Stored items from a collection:
______________________________
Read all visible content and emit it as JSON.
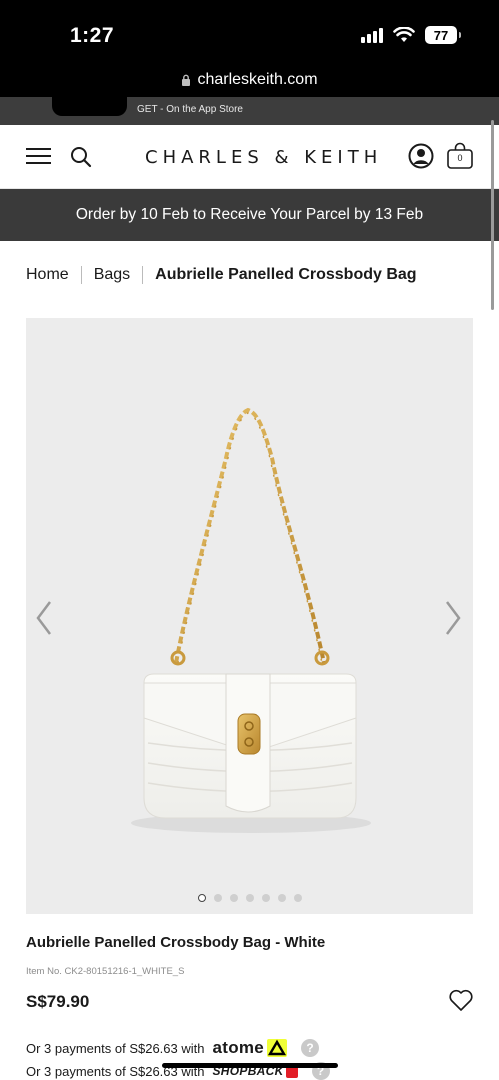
{
  "status_bar": {
    "time": "1:27",
    "battery": "77"
  },
  "url_bar": {
    "domain": "charleskeith.com"
  },
  "app_banner": {
    "text": "GET - On the App Store"
  },
  "header": {
    "brand": "CHARLES & KEITH",
    "bag_count": "0"
  },
  "promo": {
    "text": "Order by 10 Feb to Receive Your Parcel by 13 Feb"
  },
  "breadcrumb": {
    "items": [
      "Home",
      "Bags",
      "Aubrielle Panelled Crossbody Bag"
    ]
  },
  "gallery": {
    "image_count": 7,
    "active_index": 0
  },
  "product": {
    "title": "Aubrielle Panelled Crossbody Bag - White",
    "item_no": "Item No. CK2-80151216-1_WHITE_S",
    "price": "S$79.90"
  },
  "payments": [
    {
      "text": "Or 3 payments of S$26.63 with",
      "provider": "atome",
      "help": "?"
    },
    {
      "text": "Or 3 payments of S$26.63 with",
      "provider": "SHOPBACK",
      "help": "?"
    }
  ],
  "colors": {
    "promo_bg": "#3a3a3a",
    "gallery_bg": "#ececec",
    "atome_accent": "#f0ff37",
    "shopback_red": "#e21d26"
  }
}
______________________________
§ What you have to do: Can you restate all the records above word for word while dropping the pictures?

§ Answer for this exercise:
Read all visible content and emit it as JSON.
{
  "status_bar": {
    "time": "1:27",
    "battery": "77"
  },
  "url_bar": {
    "domain": "charleskeith.com"
  },
  "app_banner": {
    "text": "GET - On the App Store"
  },
  "header": {
    "brand": "CHARLES & KEITH",
    "bag_count": "0"
  },
  "promo": {
    "text": "Order by 10 Feb to Receive Your Parcel by 13 Feb"
  },
  "breadcrumb": {
    "items": [
      "Home",
      "Bags",
      "Aubrielle Panelled Crossbody Bag"
    ]
  },
  "gallery": {
    "image_count": 7,
    "active_index": 0
  },
  "product": {
    "title": "Aubrielle Panelled Crossbody Bag - White",
    "item_no": "Item No. CK2-80151216-1_WHITE_S",
    "price": "S$79.90"
  },
  "payments": [
    {
      "text": "Or 3 payments of S$26.63 with",
      "provider": "atome",
      "help": "?"
    },
    {
      "text": "Or 3 payments of S$26.63 with",
      "provider": "SHOPBACK",
      "help": "?"
    }
  ],
  "colors": {
    "promo_bg": "#3a3a3a",
    "gallery_bg": "#ececec",
    "atome_accent": "#f0ff37",
    "shopback_red": "#e21d26"
  }
}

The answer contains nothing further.